THE RECORDS:

● ● ● ● ●

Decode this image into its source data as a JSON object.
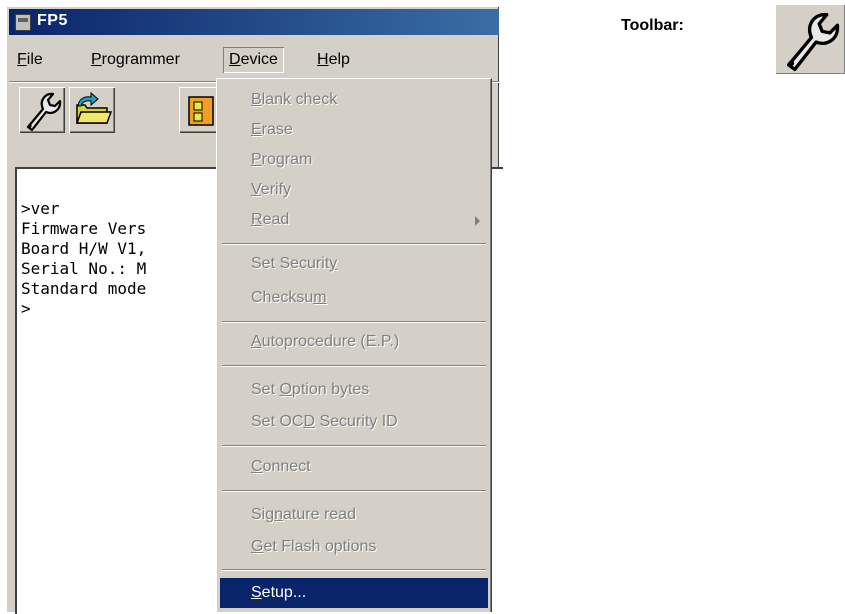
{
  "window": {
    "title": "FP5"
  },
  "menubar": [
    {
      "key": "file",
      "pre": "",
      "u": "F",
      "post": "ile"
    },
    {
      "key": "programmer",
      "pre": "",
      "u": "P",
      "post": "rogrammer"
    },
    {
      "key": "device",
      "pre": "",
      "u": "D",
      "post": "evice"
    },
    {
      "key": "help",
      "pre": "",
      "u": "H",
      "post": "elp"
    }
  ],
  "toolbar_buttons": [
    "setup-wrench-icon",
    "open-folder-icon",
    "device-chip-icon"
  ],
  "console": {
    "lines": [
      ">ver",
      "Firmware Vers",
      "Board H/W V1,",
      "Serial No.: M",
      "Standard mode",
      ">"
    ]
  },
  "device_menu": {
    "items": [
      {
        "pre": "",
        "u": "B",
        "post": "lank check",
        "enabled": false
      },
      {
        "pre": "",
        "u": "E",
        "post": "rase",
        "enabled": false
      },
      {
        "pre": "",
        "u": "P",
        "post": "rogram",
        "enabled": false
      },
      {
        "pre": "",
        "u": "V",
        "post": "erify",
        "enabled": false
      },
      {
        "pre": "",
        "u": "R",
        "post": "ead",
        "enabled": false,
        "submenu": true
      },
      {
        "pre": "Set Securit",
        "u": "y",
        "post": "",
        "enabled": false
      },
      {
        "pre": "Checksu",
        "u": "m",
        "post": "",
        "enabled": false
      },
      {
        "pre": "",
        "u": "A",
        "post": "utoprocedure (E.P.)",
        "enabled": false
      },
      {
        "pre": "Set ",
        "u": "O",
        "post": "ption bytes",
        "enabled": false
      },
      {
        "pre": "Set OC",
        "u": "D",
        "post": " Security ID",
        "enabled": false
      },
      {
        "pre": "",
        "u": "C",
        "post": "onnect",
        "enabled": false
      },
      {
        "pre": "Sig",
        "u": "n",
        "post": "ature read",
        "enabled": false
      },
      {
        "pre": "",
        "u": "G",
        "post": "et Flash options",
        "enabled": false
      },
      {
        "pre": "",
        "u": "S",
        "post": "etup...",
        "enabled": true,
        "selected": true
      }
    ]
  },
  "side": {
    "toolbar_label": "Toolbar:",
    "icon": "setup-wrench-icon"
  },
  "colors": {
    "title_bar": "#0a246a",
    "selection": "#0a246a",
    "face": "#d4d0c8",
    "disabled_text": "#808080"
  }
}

● ● ● ● ●

EXERCISE DETAILS: Only the number is wanted: how many lines contain the string "true"?

RESULT OF THE TASK: 3